◆ TASK STATEMENT
Reproduce all the entries exactly.

BEGIN DATASET

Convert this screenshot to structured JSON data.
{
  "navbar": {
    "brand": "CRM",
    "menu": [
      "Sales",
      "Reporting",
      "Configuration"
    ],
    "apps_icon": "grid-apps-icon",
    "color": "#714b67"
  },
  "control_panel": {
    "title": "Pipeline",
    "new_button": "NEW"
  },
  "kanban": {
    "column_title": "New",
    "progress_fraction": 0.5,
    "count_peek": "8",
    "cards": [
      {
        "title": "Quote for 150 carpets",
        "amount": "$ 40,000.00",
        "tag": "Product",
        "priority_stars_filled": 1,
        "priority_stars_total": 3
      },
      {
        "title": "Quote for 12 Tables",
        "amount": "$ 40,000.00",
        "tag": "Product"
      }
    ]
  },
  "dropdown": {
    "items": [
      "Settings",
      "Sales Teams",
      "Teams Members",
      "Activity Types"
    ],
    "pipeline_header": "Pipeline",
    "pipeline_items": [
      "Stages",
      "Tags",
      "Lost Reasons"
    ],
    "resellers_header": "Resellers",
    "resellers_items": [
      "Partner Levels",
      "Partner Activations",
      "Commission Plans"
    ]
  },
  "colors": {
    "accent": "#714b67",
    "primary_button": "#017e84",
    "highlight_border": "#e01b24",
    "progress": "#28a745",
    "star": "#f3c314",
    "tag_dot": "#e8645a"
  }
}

END DATASET

◆ ANSWER TO THIS EXERCISE
Convert this screenshot to structured JSON data.
{
  "navbar": {
    "brand": "CRM",
    "menu": [
      "Sales",
      "Reporting",
      "Configuration"
    ],
    "apps_icon": "grid-apps-icon",
    "color": "#714b67"
  },
  "control_panel": {
    "title": "Pipeline",
    "new_button": "NEW"
  },
  "kanban": {
    "column_title": "New",
    "progress_fraction": 0.5,
    "count_peek": "8",
    "cards": [
      {
        "title": "Quote for 150 carpets",
        "amount": "$ 40,000.00",
        "tag": "Product",
        "priority_stars_filled": 1,
        "priority_stars_total": 3
      },
      {
        "title": "Quote for 12 Tables",
        "amount": "$ 40,000.00",
        "tag": "Product"
      }
    ]
  },
  "dropdown": {
    "items": [
      "Settings",
      "Sales Teams",
      "Teams Members",
      "Activity Types"
    ],
    "pipeline_header": "Pipeline",
    "pipeline_items": [
      "Stages",
      "Tags",
      "Lost Reasons"
    ],
    "resellers_header": "Resellers",
    "resellers_items": [
      "Partner Levels",
      "Partner Activations",
      "Commission Plans"
    ]
  },
  "colors": {
    "accent": "#714b67",
    "primary_button": "#017e84",
    "highlight_border": "#e01b24",
    "progress": "#28a745",
    "star": "#f3c314",
    "tag_dot": "#e8645a"
  }
}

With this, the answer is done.